:: What to produce ::
Pictures within the data are to be left out; everything else must be reproduced exactly.

══ Input for this task

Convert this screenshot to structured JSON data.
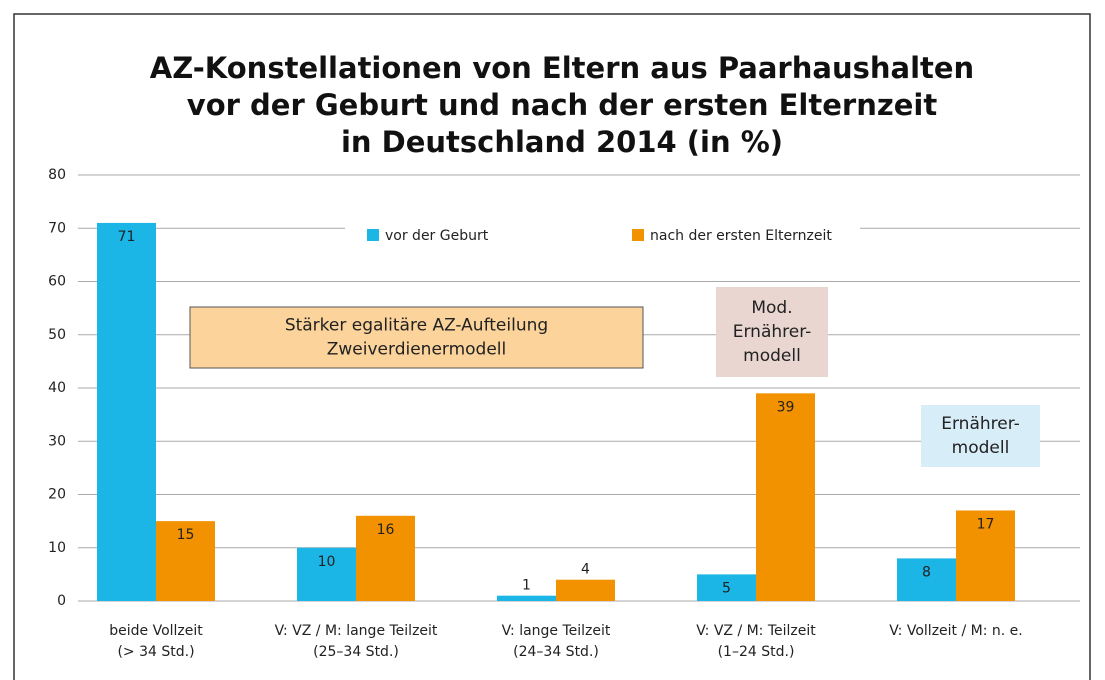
{
  "chart_data": {
    "type": "bar",
    "title": [
      "AZ-Konstellationen von Eltern aus Paarhaushalten",
      "vor der Geburt und nach der ersten Elternzeit",
      "in Deutschland 2014 (in %)"
    ],
    "categories": [
      [
        "beide Vollzeit",
        "(> 34 Std.)"
      ],
      [
        "V: VZ / M: lange Teilzeit",
        "(25–34 Std.)"
      ],
      [
        "V: lange Teilzeit",
        "(24–34 Std.)"
      ],
      [
        "V: VZ / M: Teilzeit",
        "(1–24 Std.)"
      ],
      [
        "V: Vollzeit / M: n. e."
      ]
    ],
    "series": [
      {
        "name": "vor der Geburt",
        "color": "#1bb6e6",
        "values": [
          71,
          10,
          1,
          5,
          8
        ]
      },
      {
        "name": "nach der ersten Elternzeit",
        "color": "#f39200",
        "values": [
          15,
          16,
          4,
          39,
          17
        ]
      }
    ],
    "ylim": [
      0,
      80
    ],
    "yticks": [
      0,
      10,
      20,
      30,
      40,
      50,
      60,
      70,
      80
    ],
    "grid": true,
    "annotations": [
      {
        "lines": [
          "Stärker egalitäre AZ-Aufteilung",
          "Zweiverdienermodell"
        ],
        "color": "#fbd39b"
      },
      {
        "lines": [
          "Mod.",
          "Ernährer-",
          "modell"
        ],
        "color": "#e9d6d0"
      },
      {
        "lines": [
          "Ernährer-",
          "modell"
        ],
        "color": "#d7edf8"
      }
    ]
  }
}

════

:: Exercise output ::
Convert this screenshot to structured JSON data.
{
  "chart_data": {
    "type": "bar",
    "title": [
      "AZ-Konstellationen von Eltern aus Paarhaushalten",
      "vor der Geburt und nach der ersten Elternzeit",
      "in Deutschland 2014 (in %)"
    ],
    "categories": [
      [
        "beide Vollzeit",
        "(> 34 Std.)"
      ],
      [
        "V: VZ / M: lange Teilzeit",
        "(25–34 Std.)"
      ],
      [
        "V: lange Teilzeit",
        "(24–34 Std.)"
      ],
      [
        "V: VZ / M: Teilzeit",
        "(1–24 Std.)"
      ],
      [
        "V: Vollzeit / M: n. e."
      ]
    ],
    "series": [
      {
        "name": "vor der Geburt",
        "color": "#1bb6e6",
        "values": [
          71,
          10,
          1,
          5,
          8
        ]
      },
      {
        "name": "nach der ersten Elternzeit",
        "color": "#f39200",
        "values": [
          15,
          16,
          4,
          39,
          17
        ]
      }
    ],
    "ylim": [
      0,
      80
    ],
    "yticks": [
      0,
      10,
      20,
      30,
      40,
      50,
      60,
      70,
      80
    ],
    "grid": true,
    "annotations": [
      {
        "lines": [
          "Stärker egalitäre AZ-Aufteilung",
          "Zweiverdienermodell"
        ],
        "color": "#fbd39b"
      },
      {
        "lines": [
          "Mod.",
          "Ernährer-",
          "modell"
        ],
        "color": "#e9d6d0"
      },
      {
        "lines": [
          "Ernährer-",
          "modell"
        ],
        "color": "#d7edf8"
      }
    ]
  }
}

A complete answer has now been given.